Directions
Using the records that follow, copy every line containing the word "ΔHDL".

Given information
---
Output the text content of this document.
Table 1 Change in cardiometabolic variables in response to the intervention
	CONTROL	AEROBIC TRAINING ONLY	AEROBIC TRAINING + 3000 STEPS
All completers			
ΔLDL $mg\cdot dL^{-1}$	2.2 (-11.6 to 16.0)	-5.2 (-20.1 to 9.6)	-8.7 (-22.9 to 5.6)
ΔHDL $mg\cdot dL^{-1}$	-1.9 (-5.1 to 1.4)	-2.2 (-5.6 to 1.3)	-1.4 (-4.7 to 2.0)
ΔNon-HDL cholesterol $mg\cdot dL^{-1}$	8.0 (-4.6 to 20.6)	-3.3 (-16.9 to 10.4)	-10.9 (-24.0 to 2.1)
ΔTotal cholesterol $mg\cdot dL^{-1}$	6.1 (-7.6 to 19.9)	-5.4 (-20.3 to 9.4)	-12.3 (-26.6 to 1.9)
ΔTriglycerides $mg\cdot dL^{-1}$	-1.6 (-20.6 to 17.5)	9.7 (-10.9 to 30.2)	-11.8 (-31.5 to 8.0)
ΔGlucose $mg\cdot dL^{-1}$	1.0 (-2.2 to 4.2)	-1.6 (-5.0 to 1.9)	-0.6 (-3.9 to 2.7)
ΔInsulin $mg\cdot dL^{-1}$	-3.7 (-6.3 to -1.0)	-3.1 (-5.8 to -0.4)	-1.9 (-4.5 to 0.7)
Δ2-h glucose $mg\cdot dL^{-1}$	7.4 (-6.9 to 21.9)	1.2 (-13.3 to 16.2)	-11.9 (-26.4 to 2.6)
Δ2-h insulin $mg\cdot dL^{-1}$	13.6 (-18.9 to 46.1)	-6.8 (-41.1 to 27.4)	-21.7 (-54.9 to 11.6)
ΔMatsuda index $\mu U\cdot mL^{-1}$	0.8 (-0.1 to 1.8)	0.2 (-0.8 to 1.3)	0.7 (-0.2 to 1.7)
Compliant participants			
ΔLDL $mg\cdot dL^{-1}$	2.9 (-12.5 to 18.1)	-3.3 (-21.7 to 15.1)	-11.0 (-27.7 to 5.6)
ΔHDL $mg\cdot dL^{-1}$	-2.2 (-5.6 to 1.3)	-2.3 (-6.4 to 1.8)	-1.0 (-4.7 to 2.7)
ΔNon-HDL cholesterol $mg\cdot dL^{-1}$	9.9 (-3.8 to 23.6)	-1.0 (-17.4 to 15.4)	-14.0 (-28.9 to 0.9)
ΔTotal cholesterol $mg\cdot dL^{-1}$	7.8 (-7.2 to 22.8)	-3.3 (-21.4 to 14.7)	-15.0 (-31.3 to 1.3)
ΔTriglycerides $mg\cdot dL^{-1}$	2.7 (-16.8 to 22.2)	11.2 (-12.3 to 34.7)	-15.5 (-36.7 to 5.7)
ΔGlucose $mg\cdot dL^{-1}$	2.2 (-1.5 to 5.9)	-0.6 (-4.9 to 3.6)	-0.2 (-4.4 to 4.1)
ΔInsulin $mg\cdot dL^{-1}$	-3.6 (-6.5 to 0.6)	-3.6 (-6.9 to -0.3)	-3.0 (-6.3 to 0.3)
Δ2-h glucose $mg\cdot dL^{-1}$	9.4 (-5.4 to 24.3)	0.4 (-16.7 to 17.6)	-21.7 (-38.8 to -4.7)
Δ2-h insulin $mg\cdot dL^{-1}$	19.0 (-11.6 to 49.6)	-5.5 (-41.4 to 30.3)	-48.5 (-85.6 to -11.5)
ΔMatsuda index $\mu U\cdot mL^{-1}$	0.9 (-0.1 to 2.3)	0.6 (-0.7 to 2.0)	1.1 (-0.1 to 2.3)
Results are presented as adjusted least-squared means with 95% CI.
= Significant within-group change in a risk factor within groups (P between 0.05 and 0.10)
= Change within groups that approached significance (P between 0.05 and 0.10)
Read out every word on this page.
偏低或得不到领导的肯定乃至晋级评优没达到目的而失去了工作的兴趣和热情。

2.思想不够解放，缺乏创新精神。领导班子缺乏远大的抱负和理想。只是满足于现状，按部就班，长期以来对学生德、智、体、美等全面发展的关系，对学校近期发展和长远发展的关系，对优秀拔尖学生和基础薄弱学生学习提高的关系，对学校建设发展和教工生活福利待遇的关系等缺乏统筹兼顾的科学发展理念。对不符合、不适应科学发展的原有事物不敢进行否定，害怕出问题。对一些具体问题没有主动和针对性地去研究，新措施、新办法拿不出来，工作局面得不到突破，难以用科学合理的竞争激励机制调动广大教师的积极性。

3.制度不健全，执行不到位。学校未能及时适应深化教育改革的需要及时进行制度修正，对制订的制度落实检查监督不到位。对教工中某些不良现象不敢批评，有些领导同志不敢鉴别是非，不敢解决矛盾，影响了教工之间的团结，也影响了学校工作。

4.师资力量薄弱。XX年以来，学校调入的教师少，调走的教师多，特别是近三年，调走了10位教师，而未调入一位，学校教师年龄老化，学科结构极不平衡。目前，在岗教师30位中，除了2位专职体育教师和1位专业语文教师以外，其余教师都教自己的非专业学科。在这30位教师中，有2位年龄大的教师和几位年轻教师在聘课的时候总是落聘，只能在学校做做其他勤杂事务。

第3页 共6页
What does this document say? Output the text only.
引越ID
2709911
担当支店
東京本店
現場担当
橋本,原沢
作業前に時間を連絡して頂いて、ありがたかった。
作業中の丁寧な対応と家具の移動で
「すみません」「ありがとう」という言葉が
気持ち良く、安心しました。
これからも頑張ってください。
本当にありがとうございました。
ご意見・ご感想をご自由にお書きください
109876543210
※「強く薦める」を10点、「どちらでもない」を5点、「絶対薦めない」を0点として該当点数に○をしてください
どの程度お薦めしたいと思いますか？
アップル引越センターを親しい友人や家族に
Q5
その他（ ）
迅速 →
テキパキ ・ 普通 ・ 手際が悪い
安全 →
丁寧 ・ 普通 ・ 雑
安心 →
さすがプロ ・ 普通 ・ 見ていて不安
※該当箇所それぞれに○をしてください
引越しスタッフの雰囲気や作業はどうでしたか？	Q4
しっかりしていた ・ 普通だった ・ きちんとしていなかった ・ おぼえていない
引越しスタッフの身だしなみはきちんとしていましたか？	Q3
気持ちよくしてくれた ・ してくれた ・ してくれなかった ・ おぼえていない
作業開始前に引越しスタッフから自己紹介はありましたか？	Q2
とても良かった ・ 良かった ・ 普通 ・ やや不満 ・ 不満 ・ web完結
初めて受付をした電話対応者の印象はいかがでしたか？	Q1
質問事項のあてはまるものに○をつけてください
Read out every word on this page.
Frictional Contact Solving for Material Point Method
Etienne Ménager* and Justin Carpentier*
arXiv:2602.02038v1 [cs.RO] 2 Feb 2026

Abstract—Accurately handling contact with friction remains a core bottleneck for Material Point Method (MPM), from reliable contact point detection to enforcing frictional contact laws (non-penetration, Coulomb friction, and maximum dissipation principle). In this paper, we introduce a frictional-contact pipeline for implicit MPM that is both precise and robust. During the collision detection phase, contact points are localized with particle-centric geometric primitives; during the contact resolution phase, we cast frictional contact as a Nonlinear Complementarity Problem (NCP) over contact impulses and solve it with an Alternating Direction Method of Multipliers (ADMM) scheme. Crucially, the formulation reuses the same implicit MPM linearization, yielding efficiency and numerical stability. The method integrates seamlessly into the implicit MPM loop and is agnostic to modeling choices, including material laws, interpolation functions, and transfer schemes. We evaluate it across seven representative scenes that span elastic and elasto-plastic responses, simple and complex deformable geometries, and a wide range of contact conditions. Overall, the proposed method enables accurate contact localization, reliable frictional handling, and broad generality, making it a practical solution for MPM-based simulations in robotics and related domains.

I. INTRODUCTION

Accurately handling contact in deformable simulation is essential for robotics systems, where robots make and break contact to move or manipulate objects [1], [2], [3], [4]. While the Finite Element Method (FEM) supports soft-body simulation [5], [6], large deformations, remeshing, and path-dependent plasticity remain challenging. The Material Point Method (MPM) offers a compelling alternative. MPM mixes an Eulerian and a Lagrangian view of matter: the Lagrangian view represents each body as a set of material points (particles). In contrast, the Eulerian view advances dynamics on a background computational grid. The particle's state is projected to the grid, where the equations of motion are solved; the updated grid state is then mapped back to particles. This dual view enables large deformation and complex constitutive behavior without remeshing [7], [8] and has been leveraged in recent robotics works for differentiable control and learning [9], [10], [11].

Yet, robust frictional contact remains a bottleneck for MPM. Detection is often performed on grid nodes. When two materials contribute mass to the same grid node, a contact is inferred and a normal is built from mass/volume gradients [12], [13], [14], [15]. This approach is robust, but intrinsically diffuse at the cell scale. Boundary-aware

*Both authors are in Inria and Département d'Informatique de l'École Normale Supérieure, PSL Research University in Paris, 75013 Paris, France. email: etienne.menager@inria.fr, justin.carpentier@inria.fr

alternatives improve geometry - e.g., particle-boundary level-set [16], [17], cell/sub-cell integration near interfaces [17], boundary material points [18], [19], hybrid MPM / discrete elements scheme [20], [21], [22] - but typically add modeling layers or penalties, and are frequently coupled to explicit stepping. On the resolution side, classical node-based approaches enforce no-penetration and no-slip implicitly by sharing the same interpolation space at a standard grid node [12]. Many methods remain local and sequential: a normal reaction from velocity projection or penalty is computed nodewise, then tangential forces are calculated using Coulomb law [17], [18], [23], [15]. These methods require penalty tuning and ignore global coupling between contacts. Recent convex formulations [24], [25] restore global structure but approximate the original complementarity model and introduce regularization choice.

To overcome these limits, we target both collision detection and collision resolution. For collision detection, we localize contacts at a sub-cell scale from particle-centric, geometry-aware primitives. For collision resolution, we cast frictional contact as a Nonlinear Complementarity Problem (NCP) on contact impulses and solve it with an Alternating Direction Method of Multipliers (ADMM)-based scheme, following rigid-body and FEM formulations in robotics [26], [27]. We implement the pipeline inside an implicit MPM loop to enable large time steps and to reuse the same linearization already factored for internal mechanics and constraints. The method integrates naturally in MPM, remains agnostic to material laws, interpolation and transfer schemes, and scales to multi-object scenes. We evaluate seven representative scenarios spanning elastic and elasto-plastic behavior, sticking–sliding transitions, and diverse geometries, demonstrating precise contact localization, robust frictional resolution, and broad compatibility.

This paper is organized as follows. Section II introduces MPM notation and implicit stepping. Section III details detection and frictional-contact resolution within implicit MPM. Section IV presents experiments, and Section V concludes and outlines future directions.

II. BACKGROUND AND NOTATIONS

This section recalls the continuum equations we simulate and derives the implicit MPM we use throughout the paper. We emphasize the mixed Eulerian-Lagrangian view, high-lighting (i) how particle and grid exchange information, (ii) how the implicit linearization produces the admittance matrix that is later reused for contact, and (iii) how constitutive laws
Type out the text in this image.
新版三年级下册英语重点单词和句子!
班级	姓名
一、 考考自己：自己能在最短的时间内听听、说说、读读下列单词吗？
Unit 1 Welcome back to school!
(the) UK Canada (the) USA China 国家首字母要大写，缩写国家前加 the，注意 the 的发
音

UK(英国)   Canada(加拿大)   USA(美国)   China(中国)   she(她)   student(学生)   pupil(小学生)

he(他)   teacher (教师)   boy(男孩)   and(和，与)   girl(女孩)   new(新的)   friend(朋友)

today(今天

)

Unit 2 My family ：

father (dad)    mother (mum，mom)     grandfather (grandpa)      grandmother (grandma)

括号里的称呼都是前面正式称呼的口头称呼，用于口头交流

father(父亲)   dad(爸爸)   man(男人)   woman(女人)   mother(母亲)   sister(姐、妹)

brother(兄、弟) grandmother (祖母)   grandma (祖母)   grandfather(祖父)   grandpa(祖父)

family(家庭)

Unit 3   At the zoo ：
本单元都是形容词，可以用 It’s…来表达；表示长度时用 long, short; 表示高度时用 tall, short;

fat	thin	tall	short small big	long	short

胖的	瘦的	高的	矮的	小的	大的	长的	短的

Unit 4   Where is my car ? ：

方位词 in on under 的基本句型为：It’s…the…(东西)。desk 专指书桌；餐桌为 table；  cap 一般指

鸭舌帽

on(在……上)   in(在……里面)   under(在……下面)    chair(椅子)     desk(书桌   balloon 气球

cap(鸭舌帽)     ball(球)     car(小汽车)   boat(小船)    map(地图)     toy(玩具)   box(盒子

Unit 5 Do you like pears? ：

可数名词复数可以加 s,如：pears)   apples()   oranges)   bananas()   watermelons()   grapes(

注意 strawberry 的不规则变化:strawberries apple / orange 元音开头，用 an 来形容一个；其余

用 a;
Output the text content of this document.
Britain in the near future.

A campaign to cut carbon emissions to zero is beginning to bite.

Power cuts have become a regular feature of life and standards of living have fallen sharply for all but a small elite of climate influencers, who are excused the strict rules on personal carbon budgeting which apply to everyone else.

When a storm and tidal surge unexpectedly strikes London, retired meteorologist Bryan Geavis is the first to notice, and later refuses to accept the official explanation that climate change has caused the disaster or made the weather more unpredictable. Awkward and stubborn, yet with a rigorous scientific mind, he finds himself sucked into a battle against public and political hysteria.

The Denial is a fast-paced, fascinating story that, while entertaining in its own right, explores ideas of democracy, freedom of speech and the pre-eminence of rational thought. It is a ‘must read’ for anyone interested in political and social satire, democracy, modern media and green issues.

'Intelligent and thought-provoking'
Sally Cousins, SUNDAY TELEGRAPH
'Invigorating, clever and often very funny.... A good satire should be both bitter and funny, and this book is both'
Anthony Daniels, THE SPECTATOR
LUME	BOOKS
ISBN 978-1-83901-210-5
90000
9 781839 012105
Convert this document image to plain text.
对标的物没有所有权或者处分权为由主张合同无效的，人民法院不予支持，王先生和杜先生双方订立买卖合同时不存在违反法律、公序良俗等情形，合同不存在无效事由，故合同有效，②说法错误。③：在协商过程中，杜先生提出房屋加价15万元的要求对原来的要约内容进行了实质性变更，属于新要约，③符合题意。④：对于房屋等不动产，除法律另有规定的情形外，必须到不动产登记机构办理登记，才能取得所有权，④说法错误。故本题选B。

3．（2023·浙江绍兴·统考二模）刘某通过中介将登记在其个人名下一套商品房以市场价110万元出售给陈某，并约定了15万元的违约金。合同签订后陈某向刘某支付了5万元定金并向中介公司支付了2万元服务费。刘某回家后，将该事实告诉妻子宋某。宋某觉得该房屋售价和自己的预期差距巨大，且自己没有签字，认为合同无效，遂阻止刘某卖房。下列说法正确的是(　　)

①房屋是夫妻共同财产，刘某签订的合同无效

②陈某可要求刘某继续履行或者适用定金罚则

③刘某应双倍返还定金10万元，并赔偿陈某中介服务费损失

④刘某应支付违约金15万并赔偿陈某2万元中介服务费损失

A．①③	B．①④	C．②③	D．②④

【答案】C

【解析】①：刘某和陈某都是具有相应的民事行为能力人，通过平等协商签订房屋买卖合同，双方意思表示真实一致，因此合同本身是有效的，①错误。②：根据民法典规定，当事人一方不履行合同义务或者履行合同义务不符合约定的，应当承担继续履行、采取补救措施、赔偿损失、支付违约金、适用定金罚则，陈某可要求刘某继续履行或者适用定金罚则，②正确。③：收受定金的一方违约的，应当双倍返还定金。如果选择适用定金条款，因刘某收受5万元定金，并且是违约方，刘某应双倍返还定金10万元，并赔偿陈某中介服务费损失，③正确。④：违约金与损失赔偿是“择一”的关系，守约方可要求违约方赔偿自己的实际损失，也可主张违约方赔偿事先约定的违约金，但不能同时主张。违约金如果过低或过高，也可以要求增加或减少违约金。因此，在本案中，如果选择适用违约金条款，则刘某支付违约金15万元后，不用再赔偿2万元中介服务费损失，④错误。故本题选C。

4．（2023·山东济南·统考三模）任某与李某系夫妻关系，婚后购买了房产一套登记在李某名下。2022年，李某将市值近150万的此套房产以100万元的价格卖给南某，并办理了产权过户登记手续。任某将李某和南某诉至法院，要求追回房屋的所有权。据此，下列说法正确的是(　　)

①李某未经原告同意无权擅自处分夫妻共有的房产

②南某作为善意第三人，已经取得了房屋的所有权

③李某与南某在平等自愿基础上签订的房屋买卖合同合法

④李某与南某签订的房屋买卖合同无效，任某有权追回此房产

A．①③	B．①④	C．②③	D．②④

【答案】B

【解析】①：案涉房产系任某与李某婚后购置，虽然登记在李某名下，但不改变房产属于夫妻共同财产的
---
Written solution
ΔHDL $mg\cdot dL^{-1}$	-1.9 (-5.1 to 1.4)	-2.2 (-5.6 to 1.3)	-1.4 (-4.7 to 2.0)
ΔHDL $mg\cdot dL^{-1}$	-2.2 (-5.6 to 1.3)	-2.3 (-6.4 to 1.8)	-1.0 (-4.7 to 2.7)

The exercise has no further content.